* _WHAT YOU HAVE TO DO_: Produce an exact copy of all the records.

[Source data]
■ ■ ■
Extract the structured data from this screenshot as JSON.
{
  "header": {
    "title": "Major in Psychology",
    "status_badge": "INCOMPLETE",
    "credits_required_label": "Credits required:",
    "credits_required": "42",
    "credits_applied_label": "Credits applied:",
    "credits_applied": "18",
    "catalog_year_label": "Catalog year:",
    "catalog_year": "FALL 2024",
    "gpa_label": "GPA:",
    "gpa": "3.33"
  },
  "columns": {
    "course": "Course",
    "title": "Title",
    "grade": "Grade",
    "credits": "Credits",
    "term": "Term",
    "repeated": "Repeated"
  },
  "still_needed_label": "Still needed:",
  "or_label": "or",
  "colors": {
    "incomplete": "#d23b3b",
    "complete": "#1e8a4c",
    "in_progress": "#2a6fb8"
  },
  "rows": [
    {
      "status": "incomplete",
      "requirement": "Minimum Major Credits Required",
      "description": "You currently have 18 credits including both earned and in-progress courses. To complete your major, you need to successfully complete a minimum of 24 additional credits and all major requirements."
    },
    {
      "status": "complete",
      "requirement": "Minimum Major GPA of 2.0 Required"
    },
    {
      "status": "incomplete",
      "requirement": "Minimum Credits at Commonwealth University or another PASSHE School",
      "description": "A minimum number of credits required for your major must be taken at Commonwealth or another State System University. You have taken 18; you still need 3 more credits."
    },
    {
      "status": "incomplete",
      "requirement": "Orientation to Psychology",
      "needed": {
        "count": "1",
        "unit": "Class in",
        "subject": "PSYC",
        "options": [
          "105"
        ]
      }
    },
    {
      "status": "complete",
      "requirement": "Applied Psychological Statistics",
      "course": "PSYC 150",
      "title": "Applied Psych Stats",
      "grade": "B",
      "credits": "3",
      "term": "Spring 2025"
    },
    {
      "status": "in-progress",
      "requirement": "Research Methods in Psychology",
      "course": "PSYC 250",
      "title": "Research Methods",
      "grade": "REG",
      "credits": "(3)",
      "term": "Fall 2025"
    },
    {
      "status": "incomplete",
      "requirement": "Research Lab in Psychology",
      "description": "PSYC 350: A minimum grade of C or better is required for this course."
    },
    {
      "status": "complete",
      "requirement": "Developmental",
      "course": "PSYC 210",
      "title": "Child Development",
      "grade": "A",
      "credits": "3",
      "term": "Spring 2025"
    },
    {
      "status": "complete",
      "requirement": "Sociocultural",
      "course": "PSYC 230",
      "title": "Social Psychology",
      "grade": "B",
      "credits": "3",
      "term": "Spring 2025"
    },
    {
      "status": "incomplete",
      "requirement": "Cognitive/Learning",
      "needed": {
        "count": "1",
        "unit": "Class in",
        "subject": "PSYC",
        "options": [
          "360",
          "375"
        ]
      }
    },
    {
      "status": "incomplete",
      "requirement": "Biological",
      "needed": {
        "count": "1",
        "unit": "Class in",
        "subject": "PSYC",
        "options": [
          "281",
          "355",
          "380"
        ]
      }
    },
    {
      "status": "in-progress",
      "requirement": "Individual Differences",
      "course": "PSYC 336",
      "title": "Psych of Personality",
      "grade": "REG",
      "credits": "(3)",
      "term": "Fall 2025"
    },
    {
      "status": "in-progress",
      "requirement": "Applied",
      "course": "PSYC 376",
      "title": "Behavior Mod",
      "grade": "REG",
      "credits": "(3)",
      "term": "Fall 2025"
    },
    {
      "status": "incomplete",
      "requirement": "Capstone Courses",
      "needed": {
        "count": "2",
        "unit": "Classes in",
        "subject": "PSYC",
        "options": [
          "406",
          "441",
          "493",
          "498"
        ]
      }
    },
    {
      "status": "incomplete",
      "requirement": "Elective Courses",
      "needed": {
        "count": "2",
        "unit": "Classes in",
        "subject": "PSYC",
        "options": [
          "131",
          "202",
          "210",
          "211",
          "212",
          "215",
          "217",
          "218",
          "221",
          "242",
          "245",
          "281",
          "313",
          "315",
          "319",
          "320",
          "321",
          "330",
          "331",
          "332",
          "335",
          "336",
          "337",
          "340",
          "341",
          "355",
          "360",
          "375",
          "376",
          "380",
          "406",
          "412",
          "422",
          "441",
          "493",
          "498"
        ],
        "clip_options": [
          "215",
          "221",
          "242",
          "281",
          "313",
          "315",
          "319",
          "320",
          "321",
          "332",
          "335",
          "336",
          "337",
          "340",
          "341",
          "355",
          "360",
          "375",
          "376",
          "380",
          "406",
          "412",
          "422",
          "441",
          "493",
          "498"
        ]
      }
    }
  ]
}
■ ■ ■
* _THE OUTPUT_:
Extract the structured data from this screenshot as JSON.
{
  "header": {
    "title": "Major in Psychology",
    "status_badge": "INCOMPLETE",
    "credits_required_label": "Credits required:",
    "credits_required": "42",
    "credits_applied_label": "Credits applied:",
    "credits_applied": "18",
    "catalog_year_label": "Catalog year:",
    "catalog_year": "FALL 2024",
    "gpa_label": "GPA:",
    "gpa": "3.33"
  },
  "columns": {
    "course": "Course",
    "title": "Title",
    "grade": "Grade",
    "credits": "Credits",
    "term": "Term",
    "repeated": "Repeated"
  },
  "still_needed_label": "Still needed:",
  "or_label": "or",
  "colors": {
    "incomplete": "#d23b3b",
    "complete": "#1e8a4c",
    "in_progress": "#2a6fb8"
  },
  "rows": [
    {
      "status": "incomplete",
      "requirement": "Minimum Major Credits Required",
      "description": "You currently have 18 credits including both earned and in-progress courses. To complete your major, you need to successfully complete a minimum of 24 additional credits and all major requirements."
    },
    {
      "status": "complete",
      "requirement": "Minimum Major GPA of 2.0 Required"
    },
    {
      "status": "incomplete",
      "requirement": "Minimum Credits at Commonwealth University or another PASSHE School",
      "description": "A minimum number of credits required for your major must be taken at Commonwealth or another State System University. You have taken 18; you still need 3 more credits."
    },
    {
      "status": "incomplete",
      "requirement": "Orientation to Psychology",
      "needed": {
        "count": "1",
        "unit": "Class in",
        "subject": "PSYC",
        "options": [
          "105"
        ]
      }
    },
    {
      "status": "complete",
      "requirement": "Applied Psychological Statistics",
      "course": "PSYC 150",
      "title": "Applied Psych Stats",
      "grade": "B",
      "credits": "3",
      "term": "Spring 2025"
    },
    {
      "status": "in-progress",
      "requirement": "Research Methods in Psychology",
      "course": "PSYC 250",
      "title": "Research Methods",
      "grade": "REG",
      "credits": "(3)",
      "term": "Fall 2025"
    },
    {
      "status": "incomplete",
      "requirement": "Research Lab in Psychology",
      "description": "PSYC 350: A minimum grade of C or better is required for this course."
    },
    {
      "status": "complete",
      "requirement": "Developmental",
      "course": "PSYC 210",
      "title": "Child Development",
      "grade": "A",
      "credits": "3",
      "term": "Spring 2025"
    },
    {
      "status": "complete",
      "requirement": "Sociocultural",
      "course": "PSYC 230",
      "title": "Social Psychology",
      "grade": "B",
      "credits": "3",
      "term": "Spring 2025"
    },
    {
      "status": "incomplete",
      "requirement": "Cognitive/Learning",
      "needed": {
        "count": "1",
        "unit": "Class in",
        "subject": "PSYC",
        "options": [
          "360",
          "375"
        ]
      }
    },
    {
      "status": "incomplete",
      "requirement": "Biological",
      "needed": {
        "count": "1",
        "unit": "Class in",
        "subject": "PSYC",
        "options": [
          "281",
          "355",
          "380"
        ]
      }
    },
    {
      "status": "in-progress",
      "requirement": "Individual Differences",
      "course": "PSYC 336",
      "title": "Psych of Personality",
      "grade": "REG",
      "credits": "(3)",
      "term": "Fall 2025"
    },
    {
      "status": "in-progress",
      "requirement": "Applied",
      "course": "PSYC 376",
      "title": "Behavior Mod",
      "grade": "REG",
      "credits": "(3)",
      "term": "Fall 2025"
    },
    {
      "status": "incomplete",
      "requirement": "Capstone Courses",
      "needed": {
        "count": "2",
        "unit": "Classes in",
        "subject": "PSYC",
        "options": [
          "406",
          "441",
          "493",
          "498"
        ]
      }
    },
    {
      "status": "incomplete",
      "requirement": "Elective Courses",
      "needed": {
        "count": "2",
        "unit": "Classes in",
        "subject": "PSYC",
        "options": [
          "131",
          "202",
          "210",
          "211",
          "212",
          "215",
          "217",
          "218",
          "221",
          "242",
          "245",
          "281",
          "313",
          "315",
          "319",
          "320",
          "321",
          "330",
          "331",
          "332",
          "335",
          "336",
          "337",
          "340",
          "341",
          "355",
          "360",
          "375",
          "376",
          "380",
          "406",
          "412",
          "422",
          "441",
          "493",
          "498"
        ],
        "clip_options": [
          "215",
          "221",
          "242",
          "281",
          "313",
          "315",
          "319",
          "320",
          "321",
          "332",
          "335",
          "336",
          "337",
          "340",
          "341",
          "355",
          "360",
          "375",
          "376",
          "380",
          "406",
          "412",
          "422",
          "441",
          "493",
          "498"
        ]
      }
    }
  ]
}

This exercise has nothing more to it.